§ Rows:
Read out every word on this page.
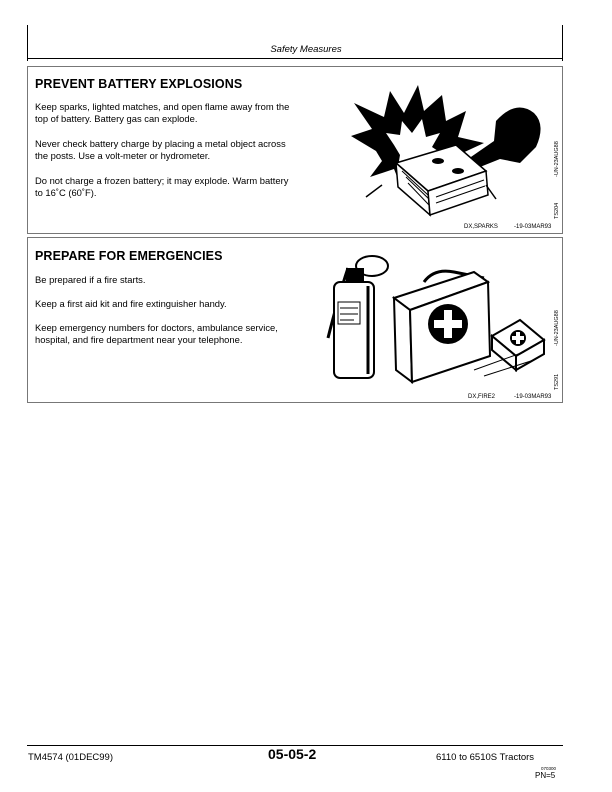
Safety Measures
PREVENT BATTERY EXPLOSIONS

Keep sparks, lighted matches, and open flame away from the top of battery. Battery gas can explode.

Never check battery charge by placing a metal object across the posts. Use a volt-meter or hydrometer.

Do not charge a frozen battery; it may explode. Warm battery to 16˚C (60˚F).

-UN-23AUG88
TS204
DX,SPARKS	-19-03MAR93
PREPARE FOR EMERGENCIES

Be prepared if a fire starts.

Keep a first aid kit and fire extinguisher handy.

Keep emergency numbers for doctors, ambulance service, hospital, and fire department near your telephone.	-UN-23AUG88
TS291
DX,FIRE2	-19-03MAR93
TM4574 (01DEC99)	05-05-2	6110 to 6510S Tractors
070300
PN=5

§ Short task:
From the records, copy every line that has the string "explode" in it.

§ Completed task:
Keep sparks, lighted matches, and open flame away from the top of battery. Battery gas can explode.
Do not charge a frozen battery; it may explode. Warm battery to 16˚C (60˚F).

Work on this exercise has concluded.